## [Dataset records]
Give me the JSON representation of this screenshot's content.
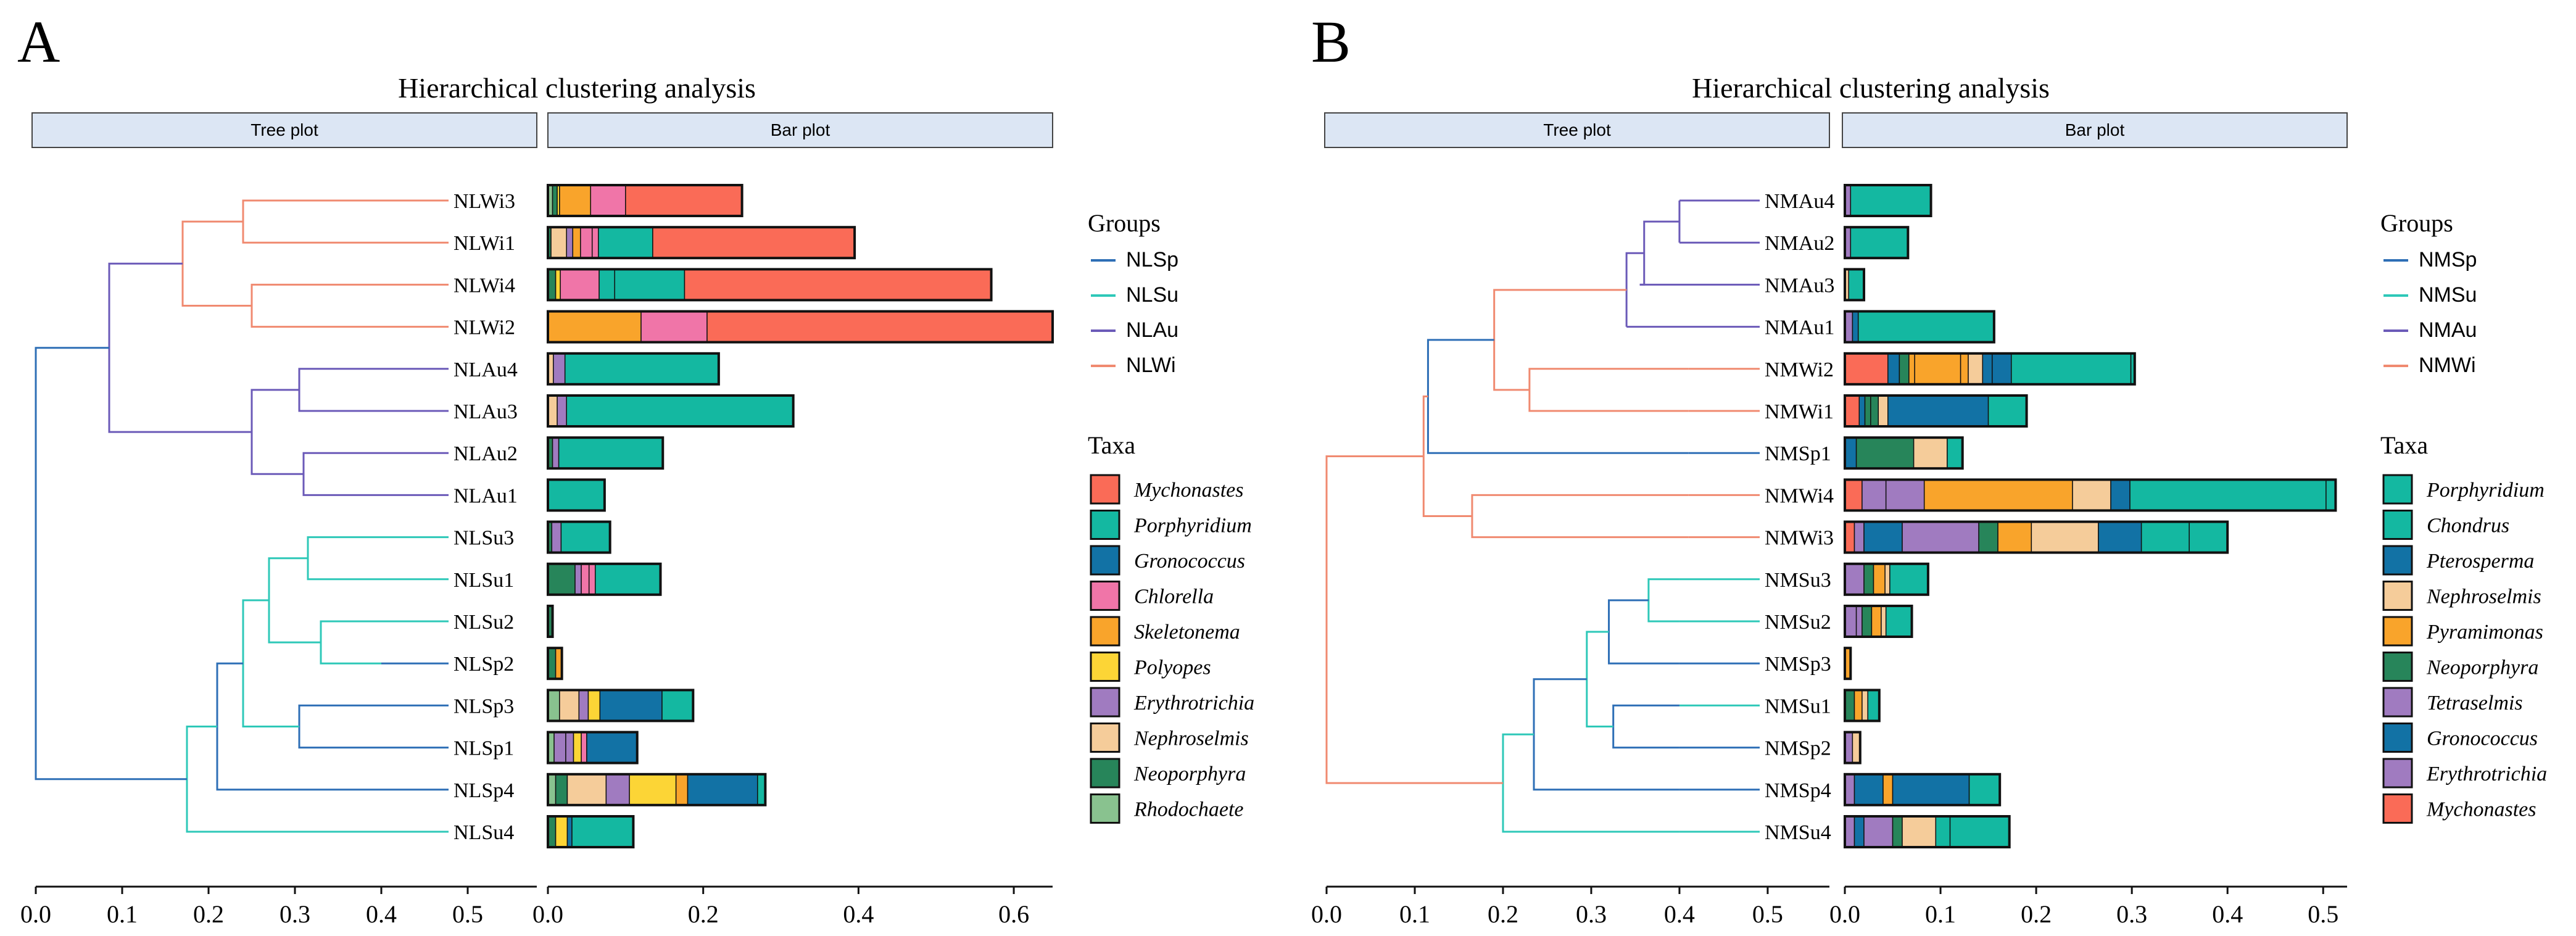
{
  "colors": {
    "Mychonastes": "#FA6B57",
    "Porphyridium": "#14B8A1",
    "Gronococcus": "#1272A5",
    "Chlorella": "#F075A8",
    "Skeletonema": "#F9A42B",
    "Polyopes": "#FCD536",
    "Erythrotrichia": "#A07BC0",
    "Nephroselmis": "#F5CC9A",
    "Neoporphyra": "#27855A",
    "Rhodochaete": "#89C28F",
    "Chondrus": "#14B8A1",
    "Pterosperma": "#1272A5",
    "Pyramimonas": "#F9A42B",
    "Tetraselmis": "#A07BC0",
    "group_Sp": "#2E6FB6",
    "group_Su": "#2EC8B8",
    "group_Au": "#6B5AB8",
    "group_Wi": "#F08A70",
    "strip_fill": "#DCE6F4"
  },
  "chart_data": [
    {
      "panel_label": "A",
      "type": "bar",
      "title": "Hierarchical clustering analysis",
      "strip_tree": "Tree plot",
      "strip_bar": "Bar plot",
      "groups_title": "Groups",
      "groups": [
        {
          "name": "NLSp",
          "color": "#2E6FB6"
        },
        {
          "name": "NLSu",
          "color": "#2EC8B8"
        },
        {
          "name": "NLAu",
          "color": "#6B5AB8"
        },
        {
          "name": "NLWi",
          "color": "#F08A70"
        }
      ],
      "taxa_title": "Taxa",
      "taxa": [
        "Mychonastes",
        "Porphyridium",
        "Gronococcus",
        "Chlorella",
        "Skeletonema",
        "Polyopes",
        "Erythrotrichia",
        "Nephroselmis",
        "Neoporphyra",
        "Rhodochaete"
      ],
      "stack_order": [
        "Rhodochaete",
        "Neoporphyra",
        "Nephroselmis",
        "Erythrotrichia",
        "Polyopes",
        "Skeletonema",
        "Chlorella",
        "Gronococcus",
        "Porphyridium",
        "Mychonastes"
      ],
      "tree_xlim": [
        0,
        0.58
      ],
      "tree_ticks": [
        "0.0",
        "0.1",
        "0.2",
        "0.3",
        "0.4",
        "0.5"
      ],
      "bar_xlim": [
        0,
        0.65
      ],
      "bar_ticks": [
        "0.0",
        "0.2",
        "0.4",
        "0.6"
      ],
      "samples": [
        "NLWi3",
        "NLWi1",
        "NLWi4",
        "NLWi2",
        "NLAu4",
        "NLAu3",
        "NLAu2",
        "NLAu1",
        "NLSu3",
        "NLSu1",
        "NLSu2",
        "NLSp2",
        "NLSp3",
        "NLSp1",
        "NLSp4",
        "NLSu4"
      ],
      "sample_groups": [
        "Wi",
        "Wi",
        "Wi",
        "Wi",
        "Au",
        "Au",
        "Au",
        "Au",
        "Su",
        "Su",
        "Su",
        "Sp",
        "Sp",
        "Sp",
        "Sp",
        "Su"
      ],
      "leaf_heights": [
        0.31,
        0.31,
        0.335,
        0.335,
        0.375,
        0.375,
        0.4,
        0.4,
        0.385,
        0.385,
        0.4,
        0.4,
        0.355,
        0.355,
        0.24,
        0.205
      ],
      "merges": [
        {
          "a": "L0",
          "b": "L1",
          "h": 0.24,
          "group": "Wi"
        },
        {
          "a": "L2",
          "b": "L3",
          "h": 0.25,
          "group": "Wi"
        },
        {
          "a": "M0",
          "b": "M1",
          "h": 0.17,
          "group": "Wi"
        },
        {
          "a": "L4",
          "b": "L5",
          "h": 0.305,
          "group": "Au"
        },
        {
          "a": "L6",
          "b": "L7",
          "h": 0.31,
          "group": "Au"
        },
        {
          "a": "M3",
          "b": "M4",
          "h": 0.25,
          "group": "Au"
        },
        {
          "a": "M2",
          "b": "M5",
          "h": 0.085,
          "group": "Au"
        },
        {
          "a": "L8",
          "b": "L9",
          "h": 0.315,
          "group": "Su"
        },
        {
          "a": "L10",
          "b": "L11",
          "h": 0.33,
          "group": "Su"
        },
        {
          "a": "M7",
          "b": "M8",
          "h": 0.27,
          "group": "Su"
        },
        {
          "a": "L12",
          "b": "L13",
          "h": 0.305,
          "group": "Sp"
        },
        {
          "a": "M9",
          "b": "M10",
          "h": 0.24,
          "group": "Su"
        },
        {
          "a": "M11",
          "b": "L14",
          "h": 0.21,
          "group": "Sp"
        },
        {
          "a": "M12",
          "b": "L15",
          "h": 0.175,
          "group": "Su"
        },
        {
          "a": "M6",
          "b": "M13",
          "h": 0,
          "group": "Sp"
        }
      ],
      "bars": [
        {
          "Rhodochaete": 0.006,
          "Neoporphyra": 0.006,
          "Polyopes": 0.003,
          "Skeletonema": 0.04,
          "Chlorella": 0.045,
          "Mychonastes": 0.15
        },
        {
          "Neoporphyra": 0.004,
          "Nephroselmis": 0.02,
          "Skeletonema": 0.01,
          "Chlorella": 0.015,
          "Erythrotrichia": 0.008,
          "Chlorella_2": 0.008,
          "Porphyridium": 0.07,
          "Mychonastes": 0.26
        },
        {
          "Neoporphyra": 0.01,
          "Polyopes": 0.006,
          "Porphyridium": 0.02,
          "Chlorella": 0.05,
          "Porphyridium_2": 0.09,
          "Mychonastes": 0.395
        },
        {
          "Skeletonema": 0.12,
          "Chlorella": 0.085,
          "Mychonastes": 0.445
        },
        {
          "Erythrotrichia": 0.015,
          "Nephroselmis": 0.007,
          "Porphyridium": 0.198
        },
        {
          "Erythrotrichia": 0.012,
          "Nephroselmis": 0.012,
          "Porphyridium": 0.292
        },
        {
          "Erythrotrichia": 0.008,
          "Neoporphyra": 0.006,
          "Porphyridium": 0.134
        },
        {
          "Porphyridium": 0.073
        },
        {
          "Neoporphyra": 0.005,
          "Erythrotrichia": 0.012,
          "Porphyridium": 0.063
        },
        {
          "Neoporphyra": 0.035,
          "Chlorella": 0.01,
          "Erythrotrichia": 0.008,
          "Chlorella_2": 0.008,
          "Porphyridium": 0.084
        },
        {
          "Neoporphyra": 0.006
        },
        {
          "Neoporphyra": 0.01,
          "Skeletonema": 0.008
        },
        {
          "Rhodochaete": 0.015,
          "Nephroselmis": 0.025,
          "Polyopes": 0.015,
          "Erythrotrichia": 0.012,
          "Gronococcus": 0.08,
          "Porphyridium": 0.04
        },
        {
          "Rhodochaete": 0.008,
          "Erythrotrichia": 0.015,
          "Polyopes": 0.01,
          "Chlorella": 0.007,
          "Erythrotrichia_2": 0.01,
          "Gronococcus": 0.065
        },
        {
          "Rhodochaete": 0.01,
          "Neoporphyra": 0.015,
          "Nephroselmis": 0.05,
          "Erythrotrichia": 0.03,
          "Polyopes": 0.06,
          "Skeletonema": 0.015,
          "Gronococcus": 0.09,
          "Porphyridium": 0.01
        },
        {
          "Polyopes": 0.015,
          "Neoporphyra": 0.01,
          "Gronococcus": 0.006,
          "Porphyridium": 0.079
        }
      ]
    },
    {
      "panel_label": "B",
      "type": "bar",
      "title": "Hierarchical clustering analysis",
      "strip_tree": "Tree plot",
      "strip_bar": "Bar plot",
      "groups_title": "Groups",
      "groups": [
        {
          "name": "NMSp",
          "color": "#2E6FB6"
        },
        {
          "name": "NMSu",
          "color": "#2EC8B8"
        },
        {
          "name": "NMAu",
          "color": "#6B5AB8"
        },
        {
          "name": "NMWi",
          "color": "#F08A70"
        }
      ],
      "taxa_title": "Taxa",
      "taxa": [
        "Porphyridium",
        "Chondrus",
        "Pterosperma",
        "Nephroselmis",
        "Pyramimonas",
        "Neoporphyra",
        "Tetraselmis",
        "Gronococcus",
        "Erythrotrichia",
        "Mychonastes"
      ],
      "stack_order": [
        "Mychonastes",
        "Erythrotrichia",
        "Gronococcus",
        "Tetraselmis",
        "Neoporphyra",
        "Pyramimonas",
        "Nephroselmis",
        "Pterosperma",
        "Chondrus",
        "Porphyridium"
      ],
      "tree_xlim": [
        0,
        0.57
      ],
      "tree_ticks": [
        "0.0",
        "0.1",
        "0.2",
        "0.3",
        "0.4",
        "0.5"
      ],
      "bar_xlim": [
        0,
        0.525
      ],
      "bar_ticks": [
        "0.0",
        "0.1",
        "0.2",
        "0.3",
        "0.4",
        "0.5"
      ],
      "samples": [
        "NMAu4",
        "NMAu2",
        "NMAu3",
        "NMAu1",
        "NMWi2",
        "NMWi1",
        "NMSp1",
        "NMWi4",
        "NMWi3",
        "NMSu3",
        "NMSu2",
        "NMSp3",
        "NMSu1",
        "NMSp2",
        "NMSp4",
        "NMSu4"
      ],
      "sample_groups": [
        "Au",
        "Au",
        "Au",
        "Au",
        "Wi",
        "Wi",
        "Sp",
        "Wi",
        "Wi",
        "Su",
        "Su",
        "Sp",
        "Su",
        "Sp",
        "Sp",
        "Su"
      ],
      "leaf_heights": [
        0.4,
        0.4,
        0.355,
        0.34,
        0.41,
        0.41,
        0.41,
        0.41,
        0.41,
        0.4,
        0.4,
        0.4,
        0.4,
        0.4,
        0.4,
        0.4
      ],
      "merges": [
        {
          "a": "L0",
          "b": "L1",
          "h": 0.4,
          "group": "Au"
        },
        {
          "a": "M0",
          "b": "L2",
          "h": 0.36,
          "group": "Au"
        },
        {
          "a": "M1",
          "b": "L3",
          "h": 0.34,
          "group": "Au"
        },
        {
          "a": "L4",
          "b": "L5",
          "h": 0.23,
          "group": "Wi"
        },
        {
          "a": "M2",
          "b": "M3",
          "h": 0.19,
          "group": "Wi"
        },
        {
          "a": "M4",
          "b": "L6",
          "h": 0.115,
          "group": "Sp"
        },
        {
          "a": "L7",
          "b": "L8",
          "h": 0.165,
          "group": "Wi"
        },
        {
          "a": "M5",
          "b": "M6",
          "h": 0.11,
          "group": "Wi"
        },
        {
          "a": "L9",
          "b": "L10",
          "h": 0.365,
          "group": "Su"
        },
        {
          "a": "M8",
          "b": "L11",
          "h": 0.32,
          "group": "Sp"
        },
        {
          "a": "L12",
          "b": "L13",
          "h": 0.325,
          "group": "Sp"
        },
        {
          "a": "M9",
          "b": "M10",
          "h": 0.295,
          "group": "Su"
        },
        {
          "a": "M11",
          "b": "L14",
          "h": 0.235,
          "group": "Sp"
        },
        {
          "a": "M12",
          "b": "L15",
          "h": 0.2,
          "group": "Su"
        },
        {
          "a": "M7",
          "b": "M13",
          "h": 0,
          "group": "Wi"
        }
      ],
      "bars": [
        {
          "Erythrotrichia": 0.006,
          "Porphyridium": 0.084
        },
        {
          "Erythrotrichia": 0.006,
          "Porphyridium": 0.06
        },
        {
          "Nephroselmis": 0.004,
          "Porphyridium": 0.016
        },
        {
          "Erythrotrichia": 0.008,
          "Gronococcus": 0.006,
          "Porphyridium": 0.142
        },
        {
          "Mychonastes": 0.045,
          "Gronococcus": 0.012,
          "Pyramimonas": 0.006,
          "Neoporphyra": 0.01,
          "Pyramimonas_2": 0.048,
          "Nephroselmis": 0.015,
          "Pterosperma": 0.01,
          "Pyramimonas_3": 0.008,
          "Pterosperma_2": 0.02,
          "Chondrus": 0.125,
          "Porphyridium": 0.004
        },
        {
          "Mychonastes": 0.015,
          "Neoporphyra": 0.006,
          "Gronococcus": 0.006,
          "Neoporphyra_2": 0.008,
          "Nephroselmis": 0.01,
          "Pterosperma": 0.105,
          "Chondrus": 0.04
        },
        {
          "Gronococcus": 0.012,
          "Neoporphyra": 0.06,
          "Nephroselmis": 0.035,
          "Porphyridium": 0.016
        },
        {
          "Mychonastes": 0.018,
          "Erythrotrichia": 0.025,
          "Tetraselmis": 0.04,
          "Pyramimonas": 0.155,
          "Nephroselmis": 0.04,
          "Pterosperma": 0.02,
          "Chondrus": 0.205,
          "Porphyridium": 0.01
        },
        {
          "Mychonastes": 0.01,
          "Erythrotrichia": 0.01,
          "Gronococcus": 0.04,
          "Tetraselmis": 0.08,
          "Neoporphyra": 0.02,
          "Pyramimonas": 0.035,
          "Nephroselmis": 0.07,
          "Pterosperma": 0.045,
          "Chondrus": 0.05,
          "Porphyridium": 0.04
        },
        {
          "Erythrotrichia": 0.02,
          "Neoporphyra": 0.01,
          "Pyramimonas": 0.012,
          "Nephroselmis": 0.005,
          "Porphyridium": 0.04
        },
        {
          "Erythrotrichia": 0.012,
          "Neoporphyra": 0.01,
          "Pyramimonas": 0.01,
          "Nephroselmis": 0.005,
          "Tetraselmis": 0.006,
          "Porphyridium": 0.027
        },
        {
          "Pyramimonas": 0.006
        },
        {
          "Pyramimonas": 0.008,
          "Neoporphyra": 0.01,
          "Nephroselmis": 0.006,
          "Porphyridium": 0.012
        },
        {
          "Tetraselmis": 0.008,
          "Nephroselmis": 0.008
        },
        {
          "Erythrotrichia": 0.01,
          "Gronococcus": 0.03,
          "Pyramimonas": 0.01,
          "Pterosperma": 0.08,
          "Porphyridium": 0.032
        },
        {
          "Erythrotrichia": 0.01,
          "Gronococcus": 0.01,
          "Tetraselmis": 0.03,
          "Neoporphyra": 0.01,
          "Nephroselmis": 0.035,
          "Chondrus": 0.015,
          "Porphyridium": 0.062
        }
      ]
    }
  ]
}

## [Requirements]
Write only the number of lines in the records that include the word "Skeletonema".

## [Solution to the exercise]
8